* [What you are asked to do]: Copy out all the lines in the records that include the word "data".

* [Record extracts]:
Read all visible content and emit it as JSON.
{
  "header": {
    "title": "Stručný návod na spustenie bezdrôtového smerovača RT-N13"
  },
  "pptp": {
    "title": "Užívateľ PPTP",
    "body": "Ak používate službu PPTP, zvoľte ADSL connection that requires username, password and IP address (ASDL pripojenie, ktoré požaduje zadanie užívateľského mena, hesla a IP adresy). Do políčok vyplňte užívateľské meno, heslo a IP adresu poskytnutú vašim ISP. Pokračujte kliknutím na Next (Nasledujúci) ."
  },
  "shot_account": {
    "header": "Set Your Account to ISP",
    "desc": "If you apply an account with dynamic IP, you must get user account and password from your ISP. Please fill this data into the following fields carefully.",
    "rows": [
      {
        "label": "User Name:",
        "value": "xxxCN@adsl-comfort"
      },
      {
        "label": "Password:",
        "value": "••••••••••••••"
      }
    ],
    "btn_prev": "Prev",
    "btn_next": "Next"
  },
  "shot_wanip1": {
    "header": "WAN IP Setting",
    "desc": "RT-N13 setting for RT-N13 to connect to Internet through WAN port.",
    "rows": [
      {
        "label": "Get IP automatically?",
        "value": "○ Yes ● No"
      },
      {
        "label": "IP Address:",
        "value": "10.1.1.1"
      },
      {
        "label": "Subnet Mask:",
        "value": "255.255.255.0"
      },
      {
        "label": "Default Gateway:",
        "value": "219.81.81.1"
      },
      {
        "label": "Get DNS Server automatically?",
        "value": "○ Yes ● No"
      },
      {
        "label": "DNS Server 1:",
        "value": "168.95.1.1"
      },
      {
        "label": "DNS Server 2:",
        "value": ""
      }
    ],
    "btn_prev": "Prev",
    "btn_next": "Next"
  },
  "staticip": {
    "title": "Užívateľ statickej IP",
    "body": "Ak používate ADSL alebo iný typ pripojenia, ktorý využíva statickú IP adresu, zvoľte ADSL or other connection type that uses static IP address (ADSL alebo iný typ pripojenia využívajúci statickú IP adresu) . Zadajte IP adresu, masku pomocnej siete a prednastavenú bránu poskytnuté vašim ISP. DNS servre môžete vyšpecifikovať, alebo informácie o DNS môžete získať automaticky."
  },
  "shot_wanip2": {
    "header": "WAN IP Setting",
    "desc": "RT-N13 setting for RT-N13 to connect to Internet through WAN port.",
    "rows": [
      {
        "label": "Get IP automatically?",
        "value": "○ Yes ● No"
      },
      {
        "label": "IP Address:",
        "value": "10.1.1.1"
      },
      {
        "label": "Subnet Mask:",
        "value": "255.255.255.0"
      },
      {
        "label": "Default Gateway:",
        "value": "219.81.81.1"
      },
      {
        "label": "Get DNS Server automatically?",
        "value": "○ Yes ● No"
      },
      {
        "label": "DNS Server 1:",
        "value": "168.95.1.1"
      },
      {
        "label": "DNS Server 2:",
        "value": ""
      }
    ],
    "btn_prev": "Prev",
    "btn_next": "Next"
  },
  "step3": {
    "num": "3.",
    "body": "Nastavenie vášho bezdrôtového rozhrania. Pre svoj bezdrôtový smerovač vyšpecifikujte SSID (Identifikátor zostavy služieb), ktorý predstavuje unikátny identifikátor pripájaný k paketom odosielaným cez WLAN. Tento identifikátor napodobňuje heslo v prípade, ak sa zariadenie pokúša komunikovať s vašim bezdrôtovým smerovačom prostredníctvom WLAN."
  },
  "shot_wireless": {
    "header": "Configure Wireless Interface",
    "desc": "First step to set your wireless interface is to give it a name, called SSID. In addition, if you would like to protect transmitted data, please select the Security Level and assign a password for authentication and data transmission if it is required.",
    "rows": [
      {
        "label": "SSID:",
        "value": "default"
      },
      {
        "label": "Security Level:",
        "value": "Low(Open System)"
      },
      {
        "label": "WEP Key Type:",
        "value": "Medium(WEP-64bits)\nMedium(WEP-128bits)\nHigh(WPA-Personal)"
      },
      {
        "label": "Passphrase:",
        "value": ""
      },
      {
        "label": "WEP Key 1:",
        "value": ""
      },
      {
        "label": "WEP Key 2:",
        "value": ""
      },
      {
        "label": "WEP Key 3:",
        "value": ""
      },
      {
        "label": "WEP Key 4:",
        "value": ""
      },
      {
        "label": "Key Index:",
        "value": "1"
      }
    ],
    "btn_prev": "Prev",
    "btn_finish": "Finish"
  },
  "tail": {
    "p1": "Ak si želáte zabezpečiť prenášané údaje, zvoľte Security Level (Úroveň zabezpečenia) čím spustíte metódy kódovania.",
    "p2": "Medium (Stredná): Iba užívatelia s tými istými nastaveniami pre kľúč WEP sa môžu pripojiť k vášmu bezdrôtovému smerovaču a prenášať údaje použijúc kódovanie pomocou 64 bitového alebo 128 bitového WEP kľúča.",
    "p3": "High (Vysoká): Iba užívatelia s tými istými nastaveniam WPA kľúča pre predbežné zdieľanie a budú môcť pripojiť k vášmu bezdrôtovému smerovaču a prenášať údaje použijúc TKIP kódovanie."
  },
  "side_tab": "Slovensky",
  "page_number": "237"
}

* [Answer to this exercise]:
    "desc": "If you apply an account with dynamic IP, you must get user account and password from your ISP. Please fill this data into the following fields carefully.",
    "desc": "First step to set your wireless interface is to give it a name, called SSID. In addition, if you would like to protect transmitted data, please select the Security Level and assign a password for authentication and data transmission if it is required.",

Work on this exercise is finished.